──────── SOURCE DATA ────────

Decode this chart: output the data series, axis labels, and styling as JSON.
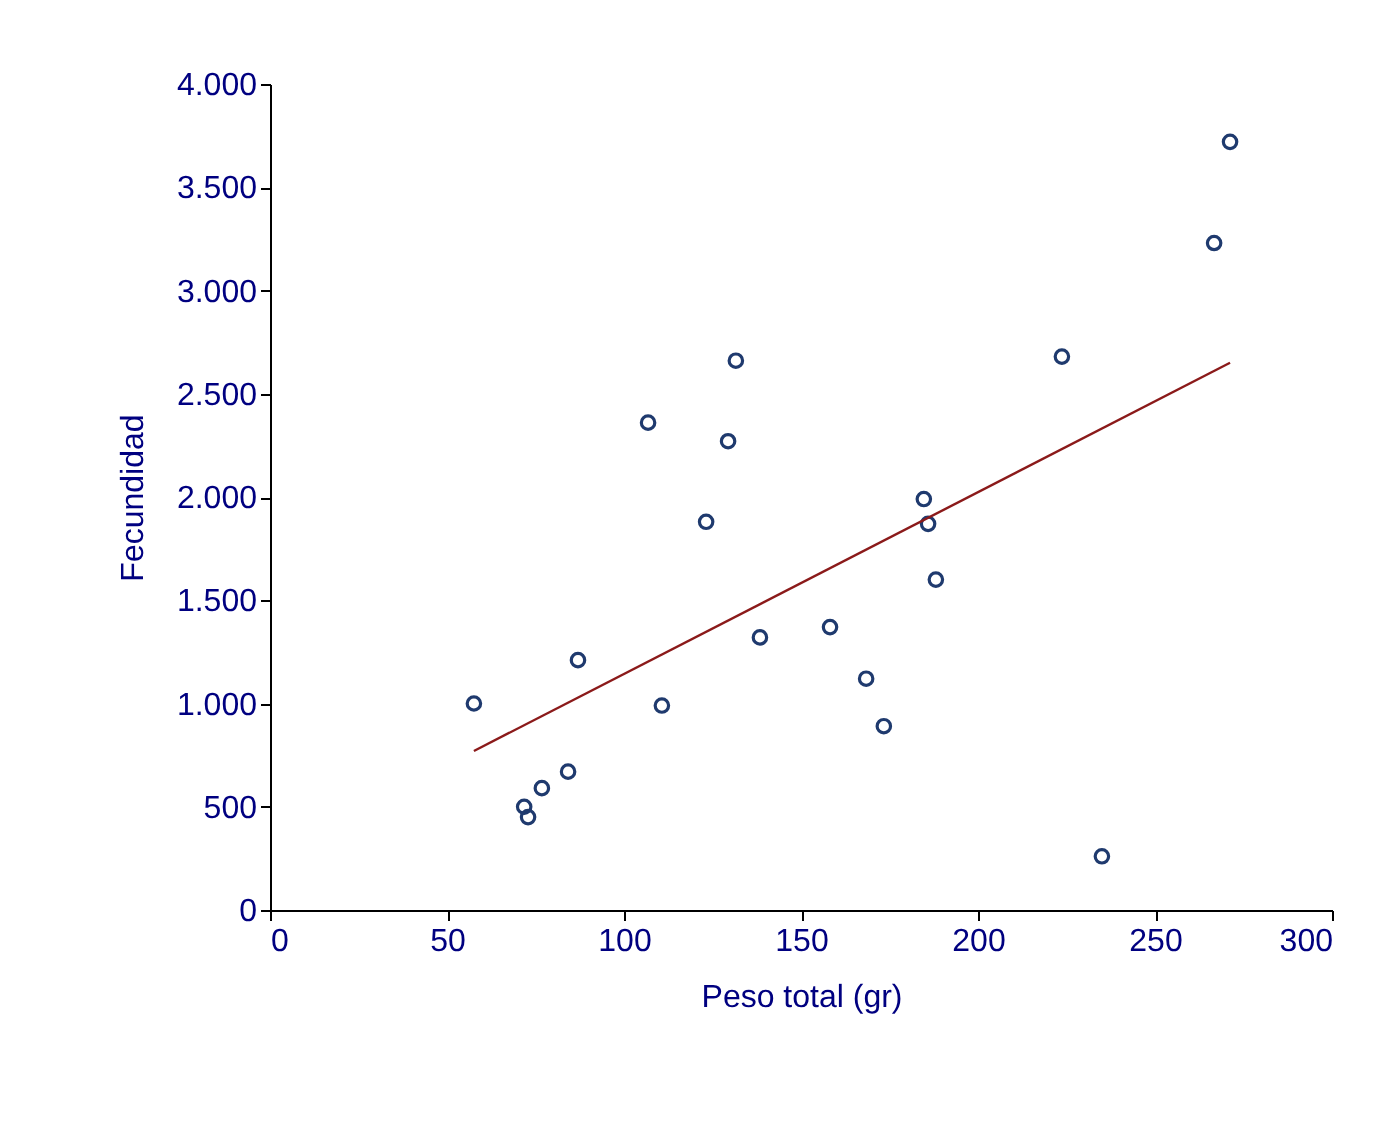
{
  "chart_data": {
    "type": "scatter",
    "xlabel": "Peso total (gr)",
    "ylabel": "Fecundidad",
    "xlim": [
      0,
      300
    ],
    "xticks": [
      0,
      50,
      100,
      150,
      200,
      250,
      300
    ],
    "ylim": [
      0,
      4000
    ],
    "yticks": [
      0,
      500,
      {
        "value": 1000,
        "label": "1.000"
      },
      {
        "value": 1500,
        "label": "1.500"
      },
      {
        "value": 2000,
        "label": "2.000"
      },
      {
        "value": 2500,
        "label": "2.500"
      },
      {
        "value": 3000,
        "label": "3.000"
      },
      {
        "value": 3500,
        "label": "3.500"
      },
      {
        "value": 4000,
        "label": "4.000"
      }
    ],
    "grid": false,
    "series": [
      {
        "marker": "circle",
        "color": "#1f3a6e",
        "x": [
          57.6,
          71.8,
          72.9,
          76.8,
          84.2,
          87,
          106.8,
          110.7,
          123.2,
          129.4,
          131.6,
          138.4,
          158.2,
          168.4,
          173.4,
          184.7,
          185.9,
          188.1,
          223.7,
          235,
          266.7,
          271.2
        ],
        "values": [
          1000,
          500,
          450,
          590,
          670,
          1210,
          2360,
          990,
          1880,
          2270,
          2660,
          1320,
          1370,
          1120,
          890,
          1990,
          1870,
          1600,
          2680,
          260,
          3230,
          3720
        ]
      },
      {
        "type": "line",
        "color": "#8b1a1a",
        "line_style": "solid",
        "x": [
          57.6,
          271.2
        ],
        "values": [
          770,
          2650
        ]
      }
    ]
  }
}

────────

In your copy, repeat each record exactly and include no pictures.

→ RIGHT ANSWER
Decode this chart: output the data series, axis labels, and styling as JSON.
{
  "chart_data": {
    "type": "scatter",
    "xlabel": "Peso total (gr)",
    "ylabel": "Fecundidad",
    "xlim": [
      0,
      300
    ],
    "xticks": [
      0,
      50,
      100,
      150,
      200,
      250,
      300
    ],
    "ylim": [
      0,
      4000
    ],
    "yticks": [
      0,
      500,
      {
        "value": 1000,
        "label": "1.000"
      },
      {
        "value": 1500,
        "label": "1.500"
      },
      {
        "value": 2000,
        "label": "2.000"
      },
      {
        "value": 2500,
        "label": "2.500"
      },
      {
        "value": 3000,
        "label": "3.000"
      },
      {
        "value": 3500,
        "label": "3.500"
      },
      {
        "value": 4000,
        "label": "4.000"
      }
    ],
    "grid": false,
    "series": [
      {
        "marker": "circle",
        "color": "#1f3a6e",
        "x": [
          57.6,
          71.8,
          72.9,
          76.8,
          84.2,
          87,
          106.8,
          110.7,
          123.2,
          129.4,
          131.6,
          138.4,
          158.2,
          168.4,
          173.4,
          184.7,
          185.9,
          188.1,
          223.7,
          235,
          266.7,
          271.2
        ],
        "values": [
          1000,
          500,
          450,
          590,
          670,
          1210,
          2360,
          990,
          1880,
          2270,
          2660,
          1320,
          1370,
          1120,
          890,
          1990,
          1870,
          1600,
          2680,
          260,
          3230,
          3720
        ]
      },
      {
        "type": "line",
        "color": "#8b1a1a",
        "line_style": "solid",
        "x": [
          57.6,
          271.2
        ],
        "values": [
          770,
          2650
        ]
      }
    ]
  }
}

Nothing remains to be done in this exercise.